===== Information provided

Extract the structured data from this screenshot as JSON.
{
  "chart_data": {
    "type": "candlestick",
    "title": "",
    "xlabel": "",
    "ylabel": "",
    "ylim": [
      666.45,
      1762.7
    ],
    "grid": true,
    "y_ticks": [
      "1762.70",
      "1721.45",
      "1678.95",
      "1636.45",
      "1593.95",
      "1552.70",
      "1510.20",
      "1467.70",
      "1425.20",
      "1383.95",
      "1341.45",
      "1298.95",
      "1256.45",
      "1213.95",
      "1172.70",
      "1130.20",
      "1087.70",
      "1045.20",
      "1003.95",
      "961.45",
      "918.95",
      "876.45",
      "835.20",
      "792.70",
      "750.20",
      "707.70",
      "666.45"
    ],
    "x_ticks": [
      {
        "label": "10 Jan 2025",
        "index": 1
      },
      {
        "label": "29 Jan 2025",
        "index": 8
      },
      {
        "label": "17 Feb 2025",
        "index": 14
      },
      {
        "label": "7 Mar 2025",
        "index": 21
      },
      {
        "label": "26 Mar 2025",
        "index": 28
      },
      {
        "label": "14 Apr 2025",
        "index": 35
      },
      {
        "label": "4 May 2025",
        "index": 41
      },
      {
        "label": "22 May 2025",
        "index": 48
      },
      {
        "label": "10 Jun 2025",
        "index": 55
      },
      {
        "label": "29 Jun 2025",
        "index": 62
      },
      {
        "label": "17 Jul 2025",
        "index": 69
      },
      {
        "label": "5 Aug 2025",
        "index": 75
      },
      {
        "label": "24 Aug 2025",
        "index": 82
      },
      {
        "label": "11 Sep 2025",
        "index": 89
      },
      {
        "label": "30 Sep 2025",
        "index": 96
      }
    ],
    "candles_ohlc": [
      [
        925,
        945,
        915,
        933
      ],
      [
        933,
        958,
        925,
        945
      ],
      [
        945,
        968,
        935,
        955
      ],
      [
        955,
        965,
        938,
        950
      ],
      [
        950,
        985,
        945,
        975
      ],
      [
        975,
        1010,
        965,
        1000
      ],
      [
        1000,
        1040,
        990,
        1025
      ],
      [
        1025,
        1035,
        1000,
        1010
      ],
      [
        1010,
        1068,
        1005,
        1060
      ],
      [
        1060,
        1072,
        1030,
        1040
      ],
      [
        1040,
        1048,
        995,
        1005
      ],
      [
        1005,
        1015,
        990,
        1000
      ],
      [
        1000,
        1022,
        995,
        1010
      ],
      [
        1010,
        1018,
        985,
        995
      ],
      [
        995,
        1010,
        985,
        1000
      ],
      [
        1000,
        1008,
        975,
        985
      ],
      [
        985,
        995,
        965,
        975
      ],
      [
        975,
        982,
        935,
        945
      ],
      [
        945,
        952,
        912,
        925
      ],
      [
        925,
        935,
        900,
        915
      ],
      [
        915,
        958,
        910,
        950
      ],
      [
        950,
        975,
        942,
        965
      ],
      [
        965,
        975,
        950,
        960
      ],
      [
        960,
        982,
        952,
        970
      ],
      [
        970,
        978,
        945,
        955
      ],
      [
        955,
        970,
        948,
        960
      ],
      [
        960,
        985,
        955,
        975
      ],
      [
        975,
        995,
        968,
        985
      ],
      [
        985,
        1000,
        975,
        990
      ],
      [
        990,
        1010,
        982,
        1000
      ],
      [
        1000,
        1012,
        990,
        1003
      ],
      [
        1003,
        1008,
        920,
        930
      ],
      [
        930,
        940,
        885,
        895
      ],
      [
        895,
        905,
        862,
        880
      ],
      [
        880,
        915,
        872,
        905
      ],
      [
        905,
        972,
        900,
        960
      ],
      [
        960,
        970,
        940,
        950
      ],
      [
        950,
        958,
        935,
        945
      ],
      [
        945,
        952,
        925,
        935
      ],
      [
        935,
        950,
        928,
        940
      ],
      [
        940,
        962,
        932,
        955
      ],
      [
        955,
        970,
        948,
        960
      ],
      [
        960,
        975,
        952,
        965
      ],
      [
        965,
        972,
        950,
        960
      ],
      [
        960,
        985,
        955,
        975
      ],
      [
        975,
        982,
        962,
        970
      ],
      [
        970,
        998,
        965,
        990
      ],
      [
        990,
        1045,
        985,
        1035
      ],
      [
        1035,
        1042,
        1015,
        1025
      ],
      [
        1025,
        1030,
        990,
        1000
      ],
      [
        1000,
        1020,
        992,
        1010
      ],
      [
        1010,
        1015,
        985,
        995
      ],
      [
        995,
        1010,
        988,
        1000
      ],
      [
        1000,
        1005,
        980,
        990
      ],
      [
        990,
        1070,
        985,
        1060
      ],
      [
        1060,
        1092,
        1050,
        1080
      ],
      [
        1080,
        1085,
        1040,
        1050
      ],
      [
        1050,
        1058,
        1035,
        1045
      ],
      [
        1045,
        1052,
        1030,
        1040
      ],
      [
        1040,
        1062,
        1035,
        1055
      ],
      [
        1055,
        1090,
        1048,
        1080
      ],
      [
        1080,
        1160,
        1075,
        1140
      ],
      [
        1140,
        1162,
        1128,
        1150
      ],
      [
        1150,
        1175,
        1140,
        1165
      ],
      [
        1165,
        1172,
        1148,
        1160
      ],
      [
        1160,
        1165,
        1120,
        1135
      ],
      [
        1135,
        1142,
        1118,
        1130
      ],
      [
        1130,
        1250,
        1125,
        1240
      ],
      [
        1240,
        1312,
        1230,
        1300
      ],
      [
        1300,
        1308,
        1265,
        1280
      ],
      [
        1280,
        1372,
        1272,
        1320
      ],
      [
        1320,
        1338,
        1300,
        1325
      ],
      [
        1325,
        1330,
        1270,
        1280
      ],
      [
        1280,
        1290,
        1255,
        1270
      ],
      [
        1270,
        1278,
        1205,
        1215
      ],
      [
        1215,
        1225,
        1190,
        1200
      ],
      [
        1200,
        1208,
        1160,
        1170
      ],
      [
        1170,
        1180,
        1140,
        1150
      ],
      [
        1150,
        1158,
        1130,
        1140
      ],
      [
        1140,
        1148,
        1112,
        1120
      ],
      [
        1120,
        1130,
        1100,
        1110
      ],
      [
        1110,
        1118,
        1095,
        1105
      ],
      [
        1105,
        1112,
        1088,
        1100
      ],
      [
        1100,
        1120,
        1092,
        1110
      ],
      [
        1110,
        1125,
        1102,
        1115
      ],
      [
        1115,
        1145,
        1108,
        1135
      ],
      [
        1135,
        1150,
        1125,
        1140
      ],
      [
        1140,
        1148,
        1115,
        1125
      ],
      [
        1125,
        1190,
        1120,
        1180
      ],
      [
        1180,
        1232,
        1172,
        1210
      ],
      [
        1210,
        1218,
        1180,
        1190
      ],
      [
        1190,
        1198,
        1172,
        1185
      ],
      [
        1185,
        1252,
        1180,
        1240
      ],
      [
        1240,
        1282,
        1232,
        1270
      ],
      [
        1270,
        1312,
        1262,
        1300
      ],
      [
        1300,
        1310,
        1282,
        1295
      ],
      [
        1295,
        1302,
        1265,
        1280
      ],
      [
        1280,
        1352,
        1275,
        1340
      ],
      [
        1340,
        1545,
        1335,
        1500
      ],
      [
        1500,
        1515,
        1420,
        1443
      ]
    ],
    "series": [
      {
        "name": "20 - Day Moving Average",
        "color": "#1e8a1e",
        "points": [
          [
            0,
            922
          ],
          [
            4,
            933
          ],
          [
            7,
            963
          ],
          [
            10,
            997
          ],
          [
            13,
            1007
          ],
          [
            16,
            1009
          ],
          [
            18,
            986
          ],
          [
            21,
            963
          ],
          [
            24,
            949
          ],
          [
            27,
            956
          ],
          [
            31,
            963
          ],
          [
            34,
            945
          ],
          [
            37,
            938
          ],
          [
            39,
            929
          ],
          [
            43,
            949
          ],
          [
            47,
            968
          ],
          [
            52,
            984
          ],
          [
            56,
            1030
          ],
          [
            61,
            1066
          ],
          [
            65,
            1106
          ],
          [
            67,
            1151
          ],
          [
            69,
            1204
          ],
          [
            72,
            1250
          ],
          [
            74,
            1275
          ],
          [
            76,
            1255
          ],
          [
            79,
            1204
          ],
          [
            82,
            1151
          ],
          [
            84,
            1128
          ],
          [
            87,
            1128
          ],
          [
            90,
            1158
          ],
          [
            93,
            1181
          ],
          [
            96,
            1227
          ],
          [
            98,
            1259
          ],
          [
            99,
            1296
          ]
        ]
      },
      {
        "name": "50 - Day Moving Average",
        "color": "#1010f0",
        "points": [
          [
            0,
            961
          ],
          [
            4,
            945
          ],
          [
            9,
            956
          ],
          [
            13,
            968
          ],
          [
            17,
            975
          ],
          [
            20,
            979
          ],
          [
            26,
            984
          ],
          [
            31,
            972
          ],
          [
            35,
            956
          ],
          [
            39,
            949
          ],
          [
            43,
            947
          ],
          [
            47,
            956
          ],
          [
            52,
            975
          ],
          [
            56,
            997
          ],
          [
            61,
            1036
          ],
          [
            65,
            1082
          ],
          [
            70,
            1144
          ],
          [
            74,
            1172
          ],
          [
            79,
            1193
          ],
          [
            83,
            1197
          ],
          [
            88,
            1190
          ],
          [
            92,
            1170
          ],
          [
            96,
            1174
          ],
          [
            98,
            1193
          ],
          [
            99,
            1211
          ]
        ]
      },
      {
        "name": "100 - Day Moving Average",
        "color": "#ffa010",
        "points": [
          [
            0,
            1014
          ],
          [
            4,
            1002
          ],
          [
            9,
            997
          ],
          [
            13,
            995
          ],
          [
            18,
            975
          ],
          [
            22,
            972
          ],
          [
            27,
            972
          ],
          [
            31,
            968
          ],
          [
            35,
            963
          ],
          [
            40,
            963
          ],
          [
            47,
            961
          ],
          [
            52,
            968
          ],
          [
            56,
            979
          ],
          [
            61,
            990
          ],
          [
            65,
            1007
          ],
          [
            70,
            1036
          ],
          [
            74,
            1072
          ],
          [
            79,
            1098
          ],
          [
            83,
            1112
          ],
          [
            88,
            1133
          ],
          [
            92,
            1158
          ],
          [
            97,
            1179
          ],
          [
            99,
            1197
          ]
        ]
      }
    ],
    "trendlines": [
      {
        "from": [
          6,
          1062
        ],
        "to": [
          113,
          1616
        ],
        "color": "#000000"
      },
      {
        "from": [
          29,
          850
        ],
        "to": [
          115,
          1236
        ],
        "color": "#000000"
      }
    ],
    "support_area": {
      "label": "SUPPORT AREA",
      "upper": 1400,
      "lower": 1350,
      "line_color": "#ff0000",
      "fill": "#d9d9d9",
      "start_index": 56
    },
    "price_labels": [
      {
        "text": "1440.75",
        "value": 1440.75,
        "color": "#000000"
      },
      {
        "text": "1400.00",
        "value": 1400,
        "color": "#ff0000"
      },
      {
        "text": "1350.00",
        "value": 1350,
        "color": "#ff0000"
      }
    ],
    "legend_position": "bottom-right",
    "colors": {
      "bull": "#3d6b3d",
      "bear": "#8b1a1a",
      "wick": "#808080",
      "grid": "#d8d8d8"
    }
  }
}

==========

__Directions for this task__: Count every line in the listing above that holds "Moving", then report only the count.

__Solved exercise__: 3